• _Exercise objective_:
In the records below, find each line containing the word "articles" and copy it.

• _A block of data_:
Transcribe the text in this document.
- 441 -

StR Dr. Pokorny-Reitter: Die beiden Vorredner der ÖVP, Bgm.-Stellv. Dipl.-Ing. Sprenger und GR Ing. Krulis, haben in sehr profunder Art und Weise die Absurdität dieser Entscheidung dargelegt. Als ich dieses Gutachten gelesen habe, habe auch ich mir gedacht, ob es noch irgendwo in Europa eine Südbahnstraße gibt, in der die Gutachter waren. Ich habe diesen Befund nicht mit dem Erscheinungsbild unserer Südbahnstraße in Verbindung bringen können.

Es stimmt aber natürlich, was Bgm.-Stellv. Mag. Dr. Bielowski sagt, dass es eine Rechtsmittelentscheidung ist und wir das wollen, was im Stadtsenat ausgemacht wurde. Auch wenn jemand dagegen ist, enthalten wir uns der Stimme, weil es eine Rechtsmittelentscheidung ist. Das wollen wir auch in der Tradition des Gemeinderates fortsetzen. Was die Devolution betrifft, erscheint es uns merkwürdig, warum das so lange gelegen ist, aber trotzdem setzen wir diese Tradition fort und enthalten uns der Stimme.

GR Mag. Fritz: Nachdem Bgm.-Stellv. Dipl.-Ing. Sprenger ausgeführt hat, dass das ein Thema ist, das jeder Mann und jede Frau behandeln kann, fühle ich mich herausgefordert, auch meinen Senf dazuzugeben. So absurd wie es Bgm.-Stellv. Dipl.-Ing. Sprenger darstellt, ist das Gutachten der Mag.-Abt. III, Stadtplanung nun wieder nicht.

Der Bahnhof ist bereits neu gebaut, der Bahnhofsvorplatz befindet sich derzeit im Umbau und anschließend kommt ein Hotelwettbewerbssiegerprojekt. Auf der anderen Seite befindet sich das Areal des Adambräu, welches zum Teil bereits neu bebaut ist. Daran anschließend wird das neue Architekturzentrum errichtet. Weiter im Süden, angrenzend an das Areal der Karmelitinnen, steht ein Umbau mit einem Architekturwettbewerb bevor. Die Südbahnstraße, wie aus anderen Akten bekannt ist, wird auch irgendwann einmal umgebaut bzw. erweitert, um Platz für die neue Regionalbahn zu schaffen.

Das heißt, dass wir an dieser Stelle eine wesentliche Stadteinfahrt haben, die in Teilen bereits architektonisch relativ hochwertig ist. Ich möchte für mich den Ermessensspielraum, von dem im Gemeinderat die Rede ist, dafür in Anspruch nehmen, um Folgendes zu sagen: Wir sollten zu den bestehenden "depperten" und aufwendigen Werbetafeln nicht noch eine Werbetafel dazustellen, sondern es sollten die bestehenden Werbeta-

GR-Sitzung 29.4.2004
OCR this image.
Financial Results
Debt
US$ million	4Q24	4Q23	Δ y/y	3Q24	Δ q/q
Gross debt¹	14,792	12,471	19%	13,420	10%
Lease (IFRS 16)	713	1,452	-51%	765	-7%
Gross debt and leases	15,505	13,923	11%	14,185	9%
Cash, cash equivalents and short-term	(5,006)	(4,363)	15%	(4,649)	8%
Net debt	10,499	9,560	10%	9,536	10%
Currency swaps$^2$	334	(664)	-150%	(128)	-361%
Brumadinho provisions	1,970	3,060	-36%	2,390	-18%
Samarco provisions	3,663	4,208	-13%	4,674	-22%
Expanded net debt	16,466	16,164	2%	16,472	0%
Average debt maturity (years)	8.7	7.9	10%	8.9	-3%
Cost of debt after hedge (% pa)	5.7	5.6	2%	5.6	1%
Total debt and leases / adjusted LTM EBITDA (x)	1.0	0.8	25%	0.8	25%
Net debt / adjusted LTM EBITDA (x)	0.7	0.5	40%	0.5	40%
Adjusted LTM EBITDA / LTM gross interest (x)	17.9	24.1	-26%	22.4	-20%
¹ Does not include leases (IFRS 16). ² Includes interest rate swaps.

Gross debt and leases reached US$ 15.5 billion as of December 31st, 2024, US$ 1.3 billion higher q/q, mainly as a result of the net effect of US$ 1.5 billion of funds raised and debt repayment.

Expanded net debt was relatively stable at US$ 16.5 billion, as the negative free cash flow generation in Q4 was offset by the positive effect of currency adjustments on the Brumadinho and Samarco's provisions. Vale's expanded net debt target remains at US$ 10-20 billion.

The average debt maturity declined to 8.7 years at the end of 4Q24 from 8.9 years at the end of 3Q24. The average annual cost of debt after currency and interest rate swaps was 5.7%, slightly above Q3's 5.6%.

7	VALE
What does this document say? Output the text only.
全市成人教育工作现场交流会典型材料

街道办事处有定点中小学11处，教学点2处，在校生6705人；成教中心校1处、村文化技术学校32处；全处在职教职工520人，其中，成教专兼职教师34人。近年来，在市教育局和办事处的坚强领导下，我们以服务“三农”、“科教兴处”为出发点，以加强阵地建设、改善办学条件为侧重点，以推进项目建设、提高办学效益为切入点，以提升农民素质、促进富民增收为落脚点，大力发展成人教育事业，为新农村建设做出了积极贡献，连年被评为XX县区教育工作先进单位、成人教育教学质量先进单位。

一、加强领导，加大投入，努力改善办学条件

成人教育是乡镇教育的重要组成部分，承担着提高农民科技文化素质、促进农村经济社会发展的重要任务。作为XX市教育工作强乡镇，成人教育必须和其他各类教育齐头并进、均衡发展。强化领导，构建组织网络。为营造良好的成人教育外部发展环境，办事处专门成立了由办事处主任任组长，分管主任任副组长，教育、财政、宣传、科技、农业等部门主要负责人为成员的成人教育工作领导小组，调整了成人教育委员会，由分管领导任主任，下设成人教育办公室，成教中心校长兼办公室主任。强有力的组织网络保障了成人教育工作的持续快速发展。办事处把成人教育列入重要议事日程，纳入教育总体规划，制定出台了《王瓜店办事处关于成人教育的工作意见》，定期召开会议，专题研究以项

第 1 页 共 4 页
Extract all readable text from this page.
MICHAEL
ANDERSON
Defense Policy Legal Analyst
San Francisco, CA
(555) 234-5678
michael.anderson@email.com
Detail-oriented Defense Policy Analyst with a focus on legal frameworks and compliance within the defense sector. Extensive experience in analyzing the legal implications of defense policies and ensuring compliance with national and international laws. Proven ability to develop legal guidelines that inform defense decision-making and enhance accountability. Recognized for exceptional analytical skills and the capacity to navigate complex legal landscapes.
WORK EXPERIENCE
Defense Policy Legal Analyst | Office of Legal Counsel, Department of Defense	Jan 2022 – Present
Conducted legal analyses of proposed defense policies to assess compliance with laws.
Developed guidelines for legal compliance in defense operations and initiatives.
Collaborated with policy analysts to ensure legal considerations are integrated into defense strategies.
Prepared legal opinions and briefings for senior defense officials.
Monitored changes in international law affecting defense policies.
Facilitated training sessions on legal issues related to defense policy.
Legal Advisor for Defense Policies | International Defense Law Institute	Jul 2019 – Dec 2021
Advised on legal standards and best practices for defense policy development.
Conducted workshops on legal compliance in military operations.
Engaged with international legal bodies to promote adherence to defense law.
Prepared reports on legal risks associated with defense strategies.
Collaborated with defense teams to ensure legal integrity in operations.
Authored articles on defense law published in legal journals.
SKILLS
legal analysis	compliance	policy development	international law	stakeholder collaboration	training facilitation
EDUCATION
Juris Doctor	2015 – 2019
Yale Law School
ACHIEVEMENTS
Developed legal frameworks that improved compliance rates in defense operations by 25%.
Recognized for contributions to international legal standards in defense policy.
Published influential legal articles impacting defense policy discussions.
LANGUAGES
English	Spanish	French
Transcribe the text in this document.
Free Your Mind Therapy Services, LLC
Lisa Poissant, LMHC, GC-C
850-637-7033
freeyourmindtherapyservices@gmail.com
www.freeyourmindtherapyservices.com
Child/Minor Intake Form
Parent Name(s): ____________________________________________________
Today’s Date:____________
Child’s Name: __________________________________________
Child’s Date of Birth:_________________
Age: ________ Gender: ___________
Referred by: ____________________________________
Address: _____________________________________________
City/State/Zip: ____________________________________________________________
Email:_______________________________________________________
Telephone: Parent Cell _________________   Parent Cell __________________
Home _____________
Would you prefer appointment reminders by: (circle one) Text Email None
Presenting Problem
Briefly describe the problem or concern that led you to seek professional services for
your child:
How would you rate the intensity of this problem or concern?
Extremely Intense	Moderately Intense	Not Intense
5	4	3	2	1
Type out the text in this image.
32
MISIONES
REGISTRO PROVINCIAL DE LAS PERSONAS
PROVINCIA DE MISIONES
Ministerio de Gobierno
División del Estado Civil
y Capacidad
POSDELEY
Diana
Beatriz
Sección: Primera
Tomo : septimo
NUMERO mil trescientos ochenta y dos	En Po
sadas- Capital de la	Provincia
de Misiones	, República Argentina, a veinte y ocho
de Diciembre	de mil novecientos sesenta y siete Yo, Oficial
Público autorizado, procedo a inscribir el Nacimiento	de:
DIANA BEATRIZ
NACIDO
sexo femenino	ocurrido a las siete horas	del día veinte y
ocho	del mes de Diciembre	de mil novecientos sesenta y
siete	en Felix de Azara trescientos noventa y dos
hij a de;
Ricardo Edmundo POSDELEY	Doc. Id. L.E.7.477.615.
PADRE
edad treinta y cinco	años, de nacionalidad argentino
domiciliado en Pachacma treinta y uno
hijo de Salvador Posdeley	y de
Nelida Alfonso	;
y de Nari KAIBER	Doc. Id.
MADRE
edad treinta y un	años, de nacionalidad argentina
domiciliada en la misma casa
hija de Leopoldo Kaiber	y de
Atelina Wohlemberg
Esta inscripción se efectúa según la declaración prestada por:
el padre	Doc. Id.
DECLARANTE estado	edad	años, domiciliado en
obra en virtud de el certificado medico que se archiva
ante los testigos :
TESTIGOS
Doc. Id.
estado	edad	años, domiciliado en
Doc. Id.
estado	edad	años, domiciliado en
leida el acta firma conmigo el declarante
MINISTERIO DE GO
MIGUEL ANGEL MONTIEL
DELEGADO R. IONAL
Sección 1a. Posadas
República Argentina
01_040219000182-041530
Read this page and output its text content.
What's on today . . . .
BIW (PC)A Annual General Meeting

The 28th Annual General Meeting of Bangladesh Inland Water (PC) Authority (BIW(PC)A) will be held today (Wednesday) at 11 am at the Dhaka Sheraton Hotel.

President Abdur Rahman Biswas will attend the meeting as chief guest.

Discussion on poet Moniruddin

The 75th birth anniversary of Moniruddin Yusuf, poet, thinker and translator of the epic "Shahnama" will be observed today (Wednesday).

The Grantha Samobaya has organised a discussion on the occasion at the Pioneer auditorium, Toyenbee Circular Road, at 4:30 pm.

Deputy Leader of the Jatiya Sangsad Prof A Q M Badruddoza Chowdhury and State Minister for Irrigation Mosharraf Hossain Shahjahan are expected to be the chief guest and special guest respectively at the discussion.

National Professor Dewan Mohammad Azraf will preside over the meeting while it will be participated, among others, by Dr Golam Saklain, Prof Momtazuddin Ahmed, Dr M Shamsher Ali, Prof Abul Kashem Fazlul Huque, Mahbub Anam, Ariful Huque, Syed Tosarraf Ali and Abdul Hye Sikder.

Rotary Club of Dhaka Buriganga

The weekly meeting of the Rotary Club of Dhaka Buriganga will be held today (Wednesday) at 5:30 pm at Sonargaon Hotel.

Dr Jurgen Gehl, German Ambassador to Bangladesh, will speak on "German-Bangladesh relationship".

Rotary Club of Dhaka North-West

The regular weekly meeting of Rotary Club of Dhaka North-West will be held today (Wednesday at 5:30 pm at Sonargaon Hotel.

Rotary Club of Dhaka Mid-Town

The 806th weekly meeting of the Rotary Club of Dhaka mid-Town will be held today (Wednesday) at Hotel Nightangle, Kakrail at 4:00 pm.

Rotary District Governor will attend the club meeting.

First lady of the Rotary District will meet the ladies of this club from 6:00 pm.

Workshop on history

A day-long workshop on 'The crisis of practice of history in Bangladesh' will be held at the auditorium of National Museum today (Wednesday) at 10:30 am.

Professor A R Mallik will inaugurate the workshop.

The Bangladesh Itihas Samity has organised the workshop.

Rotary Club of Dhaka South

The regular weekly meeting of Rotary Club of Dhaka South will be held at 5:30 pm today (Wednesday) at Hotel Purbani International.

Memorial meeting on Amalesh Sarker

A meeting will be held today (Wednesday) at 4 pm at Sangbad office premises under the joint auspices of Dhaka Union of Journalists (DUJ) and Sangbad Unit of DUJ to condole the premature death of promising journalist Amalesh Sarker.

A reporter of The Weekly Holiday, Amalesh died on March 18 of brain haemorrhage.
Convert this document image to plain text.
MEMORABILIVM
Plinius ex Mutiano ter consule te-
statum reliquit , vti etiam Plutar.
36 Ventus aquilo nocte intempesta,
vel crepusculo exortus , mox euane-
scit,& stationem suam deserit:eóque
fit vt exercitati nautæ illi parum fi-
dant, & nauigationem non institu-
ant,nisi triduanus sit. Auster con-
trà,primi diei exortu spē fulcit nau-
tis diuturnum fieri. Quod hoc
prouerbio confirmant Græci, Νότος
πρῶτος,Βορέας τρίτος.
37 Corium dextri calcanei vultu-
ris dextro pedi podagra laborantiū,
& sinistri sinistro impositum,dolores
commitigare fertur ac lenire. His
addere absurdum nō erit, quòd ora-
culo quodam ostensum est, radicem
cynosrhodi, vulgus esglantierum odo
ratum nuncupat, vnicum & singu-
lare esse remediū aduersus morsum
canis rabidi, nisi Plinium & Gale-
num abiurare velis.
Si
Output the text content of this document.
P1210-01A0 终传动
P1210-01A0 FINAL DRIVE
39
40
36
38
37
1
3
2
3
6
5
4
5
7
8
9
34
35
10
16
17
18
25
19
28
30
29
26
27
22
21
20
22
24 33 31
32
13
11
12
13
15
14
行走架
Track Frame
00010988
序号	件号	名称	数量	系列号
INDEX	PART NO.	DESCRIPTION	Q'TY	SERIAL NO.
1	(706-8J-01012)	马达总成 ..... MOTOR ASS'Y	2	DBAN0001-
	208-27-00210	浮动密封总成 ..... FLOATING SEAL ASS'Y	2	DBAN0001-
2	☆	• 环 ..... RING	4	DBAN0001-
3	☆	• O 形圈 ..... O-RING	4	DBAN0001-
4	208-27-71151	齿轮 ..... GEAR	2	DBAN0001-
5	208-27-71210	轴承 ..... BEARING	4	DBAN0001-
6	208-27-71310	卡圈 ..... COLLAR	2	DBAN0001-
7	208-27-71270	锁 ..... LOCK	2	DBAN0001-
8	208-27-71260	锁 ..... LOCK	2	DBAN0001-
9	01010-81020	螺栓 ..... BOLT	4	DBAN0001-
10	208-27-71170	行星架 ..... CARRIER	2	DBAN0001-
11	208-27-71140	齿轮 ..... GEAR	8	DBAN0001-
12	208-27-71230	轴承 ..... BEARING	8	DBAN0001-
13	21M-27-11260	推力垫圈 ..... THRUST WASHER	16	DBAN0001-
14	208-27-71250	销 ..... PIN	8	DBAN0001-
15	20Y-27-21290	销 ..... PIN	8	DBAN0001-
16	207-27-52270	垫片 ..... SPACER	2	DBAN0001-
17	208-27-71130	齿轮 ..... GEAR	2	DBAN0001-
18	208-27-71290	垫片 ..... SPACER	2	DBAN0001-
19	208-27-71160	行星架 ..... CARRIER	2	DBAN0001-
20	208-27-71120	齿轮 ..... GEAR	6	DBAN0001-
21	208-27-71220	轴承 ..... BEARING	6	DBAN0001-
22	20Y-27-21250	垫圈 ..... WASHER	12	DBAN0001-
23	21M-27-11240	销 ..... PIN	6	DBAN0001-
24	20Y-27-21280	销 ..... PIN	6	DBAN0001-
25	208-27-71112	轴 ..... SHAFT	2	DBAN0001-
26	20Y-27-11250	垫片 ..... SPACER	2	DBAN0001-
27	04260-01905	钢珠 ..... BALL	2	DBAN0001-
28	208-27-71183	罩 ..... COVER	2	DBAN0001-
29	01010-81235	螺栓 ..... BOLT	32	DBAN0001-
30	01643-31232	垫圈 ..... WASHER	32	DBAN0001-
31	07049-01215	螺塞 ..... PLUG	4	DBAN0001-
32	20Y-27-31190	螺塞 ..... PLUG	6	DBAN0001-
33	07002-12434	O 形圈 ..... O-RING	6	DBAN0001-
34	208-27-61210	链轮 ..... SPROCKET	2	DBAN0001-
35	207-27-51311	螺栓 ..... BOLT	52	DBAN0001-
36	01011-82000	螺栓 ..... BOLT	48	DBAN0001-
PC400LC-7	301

• _Solution_:
Authored articles on defense law published in legal journals.
Published influential legal articles impacting defense policy discussions.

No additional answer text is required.